■ Directions:
Count how many lines hold the string "Усиление". Give that number alone.

□ □ □ □

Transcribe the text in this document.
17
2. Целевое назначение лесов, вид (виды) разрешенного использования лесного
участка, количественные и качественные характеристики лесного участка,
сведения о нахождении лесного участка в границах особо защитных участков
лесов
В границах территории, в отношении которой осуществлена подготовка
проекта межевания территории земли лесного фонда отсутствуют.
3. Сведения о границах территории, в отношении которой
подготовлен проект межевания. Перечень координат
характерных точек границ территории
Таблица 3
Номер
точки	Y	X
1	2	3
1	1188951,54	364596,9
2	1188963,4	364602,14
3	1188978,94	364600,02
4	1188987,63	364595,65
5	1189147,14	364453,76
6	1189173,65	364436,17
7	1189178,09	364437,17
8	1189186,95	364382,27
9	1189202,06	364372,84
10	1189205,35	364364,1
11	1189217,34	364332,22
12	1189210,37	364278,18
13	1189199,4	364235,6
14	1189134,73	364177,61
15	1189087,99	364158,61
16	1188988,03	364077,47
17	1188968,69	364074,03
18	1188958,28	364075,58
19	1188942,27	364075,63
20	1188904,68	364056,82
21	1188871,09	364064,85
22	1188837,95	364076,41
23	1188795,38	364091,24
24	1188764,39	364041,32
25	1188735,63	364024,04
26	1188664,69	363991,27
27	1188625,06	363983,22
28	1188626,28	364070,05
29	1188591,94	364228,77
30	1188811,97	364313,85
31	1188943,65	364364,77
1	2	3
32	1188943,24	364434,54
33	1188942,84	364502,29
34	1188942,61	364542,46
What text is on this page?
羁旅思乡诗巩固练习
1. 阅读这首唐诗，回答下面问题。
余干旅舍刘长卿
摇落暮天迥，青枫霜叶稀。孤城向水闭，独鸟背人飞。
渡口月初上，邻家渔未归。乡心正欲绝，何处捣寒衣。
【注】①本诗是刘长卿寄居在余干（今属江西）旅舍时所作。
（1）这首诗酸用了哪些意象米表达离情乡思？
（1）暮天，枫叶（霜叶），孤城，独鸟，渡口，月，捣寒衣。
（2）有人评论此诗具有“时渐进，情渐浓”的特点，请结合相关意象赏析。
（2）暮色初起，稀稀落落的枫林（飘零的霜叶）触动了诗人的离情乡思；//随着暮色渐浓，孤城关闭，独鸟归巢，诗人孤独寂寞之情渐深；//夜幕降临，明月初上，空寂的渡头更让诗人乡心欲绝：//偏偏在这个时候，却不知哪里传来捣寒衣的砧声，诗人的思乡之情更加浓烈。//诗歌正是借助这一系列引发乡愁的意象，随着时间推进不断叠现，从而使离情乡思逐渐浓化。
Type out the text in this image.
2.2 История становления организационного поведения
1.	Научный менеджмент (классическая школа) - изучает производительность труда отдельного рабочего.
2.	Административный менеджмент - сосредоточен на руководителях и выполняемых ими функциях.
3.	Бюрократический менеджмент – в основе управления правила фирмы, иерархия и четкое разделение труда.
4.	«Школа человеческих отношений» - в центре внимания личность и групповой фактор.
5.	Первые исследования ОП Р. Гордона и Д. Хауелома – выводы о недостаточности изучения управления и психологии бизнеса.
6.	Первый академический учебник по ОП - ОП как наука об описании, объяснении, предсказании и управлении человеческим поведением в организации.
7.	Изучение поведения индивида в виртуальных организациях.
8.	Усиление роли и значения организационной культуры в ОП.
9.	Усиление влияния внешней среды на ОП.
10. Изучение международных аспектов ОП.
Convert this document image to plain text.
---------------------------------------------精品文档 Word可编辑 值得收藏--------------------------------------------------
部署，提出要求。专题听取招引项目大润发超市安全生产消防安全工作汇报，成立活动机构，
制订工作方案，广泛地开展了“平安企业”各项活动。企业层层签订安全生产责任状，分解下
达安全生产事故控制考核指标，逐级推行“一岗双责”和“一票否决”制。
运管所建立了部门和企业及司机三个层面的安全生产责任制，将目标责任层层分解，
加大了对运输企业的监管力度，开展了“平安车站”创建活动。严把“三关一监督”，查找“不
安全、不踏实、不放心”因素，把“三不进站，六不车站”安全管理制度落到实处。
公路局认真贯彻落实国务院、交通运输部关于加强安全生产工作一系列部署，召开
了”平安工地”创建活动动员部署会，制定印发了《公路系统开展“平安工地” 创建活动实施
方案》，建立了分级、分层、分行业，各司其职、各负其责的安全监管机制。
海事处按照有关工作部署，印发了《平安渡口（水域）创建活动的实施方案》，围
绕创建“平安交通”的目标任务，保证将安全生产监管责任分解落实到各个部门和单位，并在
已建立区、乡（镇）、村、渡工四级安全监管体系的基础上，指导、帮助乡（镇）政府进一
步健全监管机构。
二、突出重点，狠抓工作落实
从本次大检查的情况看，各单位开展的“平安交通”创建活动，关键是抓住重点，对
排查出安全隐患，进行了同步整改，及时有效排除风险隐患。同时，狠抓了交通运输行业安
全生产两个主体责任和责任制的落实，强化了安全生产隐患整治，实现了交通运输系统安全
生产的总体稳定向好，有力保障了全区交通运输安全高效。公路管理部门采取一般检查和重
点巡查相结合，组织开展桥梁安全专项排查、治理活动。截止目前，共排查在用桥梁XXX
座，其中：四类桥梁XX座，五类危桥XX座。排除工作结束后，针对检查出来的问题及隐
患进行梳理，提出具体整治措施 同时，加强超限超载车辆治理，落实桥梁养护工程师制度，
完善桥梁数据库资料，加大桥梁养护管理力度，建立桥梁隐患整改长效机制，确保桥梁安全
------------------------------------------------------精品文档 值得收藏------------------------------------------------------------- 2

□ □ □ □

■ The completed task:
2